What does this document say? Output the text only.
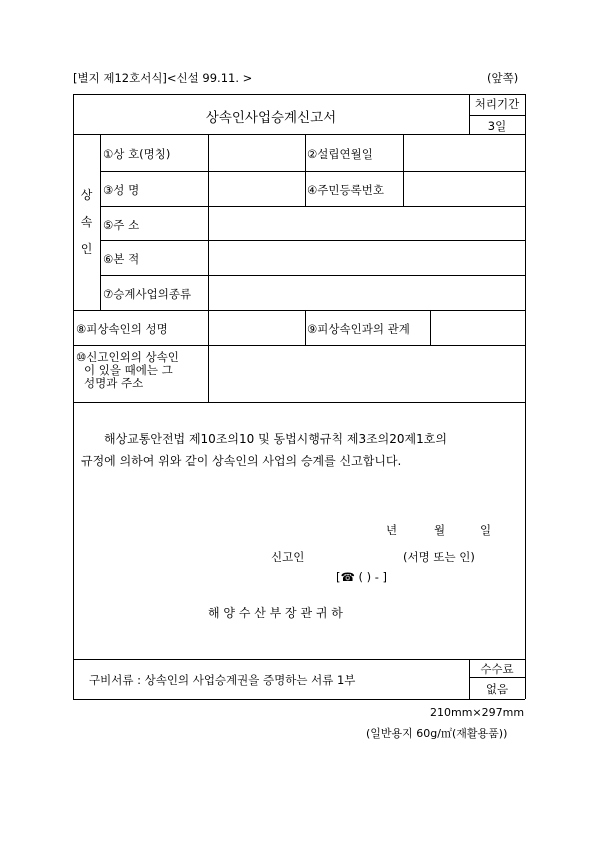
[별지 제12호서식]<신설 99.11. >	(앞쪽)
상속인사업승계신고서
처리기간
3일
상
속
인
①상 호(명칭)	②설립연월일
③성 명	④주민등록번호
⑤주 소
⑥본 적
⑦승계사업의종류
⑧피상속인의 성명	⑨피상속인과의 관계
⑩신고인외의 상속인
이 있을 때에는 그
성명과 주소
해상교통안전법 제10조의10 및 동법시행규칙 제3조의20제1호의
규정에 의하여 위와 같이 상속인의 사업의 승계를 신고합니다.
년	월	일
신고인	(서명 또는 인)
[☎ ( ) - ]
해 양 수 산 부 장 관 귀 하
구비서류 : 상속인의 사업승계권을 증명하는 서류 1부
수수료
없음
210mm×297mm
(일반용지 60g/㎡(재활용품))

= = =

### SET PROBLEM
What you return should match the records above word for word, minus the pictures.

### WRITTEN SOLUTION
What does this document say? Output the text only.
[별지 제12호서식]<신설 99.11. >	(앞쪽)
상속인사업승계신고서
처리기간
3일
상
속
인
①상 호(명칭)	②설립연월일
③성 명	④주민등록번호
⑤주 소
⑥본 적
⑦승계사업의종류
⑧피상속인의 성명	⑨피상속인과의 관계
⑩신고인외의 상속인
이 있을 때에는 그
성명과 주소
해상교통안전법 제10조의10 및 동법시행규칙 제3조의20제1호의
규정에 의하여 위와 같이 상속인의 사업의 승계를 신고합니다.
년	월	일
신고인	(서명 또는 인)
[☎ ( ) - ]
해 양 수 산 부 장 관 귀 하
구비서류 : 상속인의 사업승계권을 증명하는 서류 1부
수수료
없음
210mm×297mm
(일반용지 60g/㎡(재활용품))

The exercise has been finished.